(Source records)
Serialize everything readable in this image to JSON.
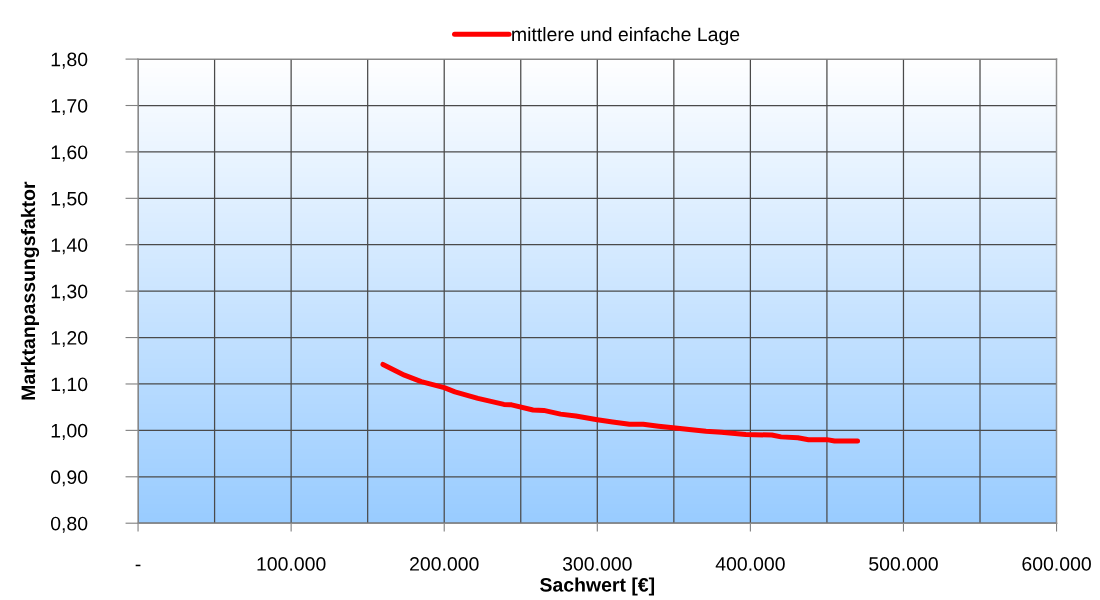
{
  "chart_data": {
    "type": "line",
    "xlabel": "Sachwert [€]",
    "ylabel": "Marktanpassungsfaktor",
    "series": [
      {
        "name": "mittlere und einfache Lage",
        "color": "#ff0000",
        "x": [
          160000,
          174000,
          185000,
          200000,
          207000,
          222000,
          239000,
          244000,
          258000,
          265000,
          276000,
          286000,
          300000,
          310000,
          321000,
          330000,
          340000,
          351000,
          360000,
          371000,
          381000,
          397000,
          414000,
          420000,
          431000,
          438000,
          450000,
          455000,
          470000
        ],
        "values": [
          1.142,
          1.119,
          1.105,
          1.092,
          1.083,
          1.069,
          1.056,
          1.055,
          1.044,
          1.043,
          1.035,
          1.031,
          1.023,
          1.018,
          1.013,
          1.013,
          1.009,
          1.005,
          1.002,
          0.998,
          0.996,
          0.991,
          0.99,
          0.986,
          0.984,
          0.98,
          0.98,
          0.977,
          0.977
        ]
      }
    ],
    "xlim": [
      0,
      600000
    ],
    "xticks": [
      {
        "value": 0,
        "label": "-"
      },
      {
        "value": 50000,
        "label": null
      },
      {
        "value": 100000,
        "label": "100.000"
      },
      {
        "value": 150000,
        "label": null
      },
      {
        "value": 200000,
        "label": "200.000"
      },
      {
        "value": 250000,
        "label": null
      },
      {
        "value": 300000,
        "label": "300.000"
      },
      {
        "value": 350000,
        "label": null
      },
      {
        "value": 400000,
        "label": "400.000"
      },
      {
        "value": 450000,
        "label": null
      },
      {
        "value": 500000,
        "label": "500.000"
      },
      {
        "value": 550000,
        "label": null
      },
      {
        "value": 600000,
        "label": "600.000"
      }
    ],
    "ylim": [
      0.8,
      1.8
    ],
    "yticks": [
      {
        "value": 0.8,
        "label": "0,80"
      },
      {
        "value": 0.9,
        "label": "0,90"
      },
      {
        "value": 1.0,
        "label": "1,00"
      },
      {
        "value": 1.1,
        "label": "1,10"
      },
      {
        "value": 1.2,
        "label": "1,20"
      },
      {
        "value": 1.3,
        "label": "1,30"
      },
      {
        "value": 1.4,
        "label": "1,40"
      },
      {
        "value": 1.5,
        "label": "1,50"
      },
      {
        "value": 1.6,
        "label": "1,60"
      },
      {
        "value": 1.7,
        "label": "1,70"
      },
      {
        "value": 1.8,
        "label": "1,80"
      }
    ],
    "grid": true,
    "legend": "top",
    "marker": "none",
    "line_style": "solid"
  }
}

**TASK STATEMENT:** Without the pictures, repeat all the records word for word.

**TASK RESPONSE:**
Serialize everything readable in this image to JSON.
{
  "chart_data": {
    "type": "line",
    "xlabel": "Sachwert [€]",
    "ylabel": "Marktanpassungsfaktor",
    "series": [
      {
        "name": "mittlere und einfache Lage",
        "color": "#ff0000",
        "x": [
          160000,
          174000,
          185000,
          200000,
          207000,
          222000,
          239000,
          244000,
          258000,
          265000,
          276000,
          286000,
          300000,
          310000,
          321000,
          330000,
          340000,
          351000,
          360000,
          371000,
          381000,
          397000,
          414000,
          420000,
          431000,
          438000,
          450000,
          455000,
          470000
        ],
        "values": [
          1.142,
          1.119,
          1.105,
          1.092,
          1.083,
          1.069,
          1.056,
          1.055,
          1.044,
          1.043,
          1.035,
          1.031,
          1.023,
          1.018,
          1.013,
          1.013,
          1.009,
          1.005,
          1.002,
          0.998,
          0.996,
          0.991,
          0.99,
          0.986,
          0.984,
          0.98,
          0.98,
          0.977,
          0.977
        ]
      }
    ],
    "xlim": [
      0,
      600000
    ],
    "xticks": [
      {
        "value": 0,
        "label": "-"
      },
      {
        "value": 50000,
        "label": null
      },
      {
        "value": 100000,
        "label": "100.000"
      },
      {
        "value": 150000,
        "label": null
      },
      {
        "value": 200000,
        "label": "200.000"
      },
      {
        "value": 250000,
        "label": null
      },
      {
        "value": 300000,
        "label": "300.000"
      },
      {
        "value": 350000,
        "label": null
      },
      {
        "value": 400000,
        "label": "400.000"
      },
      {
        "value": 450000,
        "label": null
      },
      {
        "value": 500000,
        "label": "500.000"
      },
      {
        "value": 550000,
        "label": null
      },
      {
        "value": 600000,
        "label": "600.000"
      }
    ],
    "ylim": [
      0.8,
      1.8
    ],
    "yticks": [
      {
        "value": 0.8,
        "label": "0,80"
      },
      {
        "value": 0.9,
        "label": "0,90"
      },
      {
        "value": 1.0,
        "label": "1,00"
      },
      {
        "value": 1.1,
        "label": "1,10"
      },
      {
        "value": 1.2,
        "label": "1,20"
      },
      {
        "value": 1.3,
        "label": "1,30"
      },
      {
        "value": 1.4,
        "label": "1,40"
      },
      {
        "value": 1.5,
        "label": "1,50"
      },
      {
        "value": 1.6,
        "label": "1,60"
      },
      {
        "value": 1.7,
        "label": "1,70"
      },
      {
        "value": 1.8,
        "label": "1,80"
      }
    ],
    "grid": true,
    "legend": "top",
    "marker": "none",
    "line_style": "solid"
  }
}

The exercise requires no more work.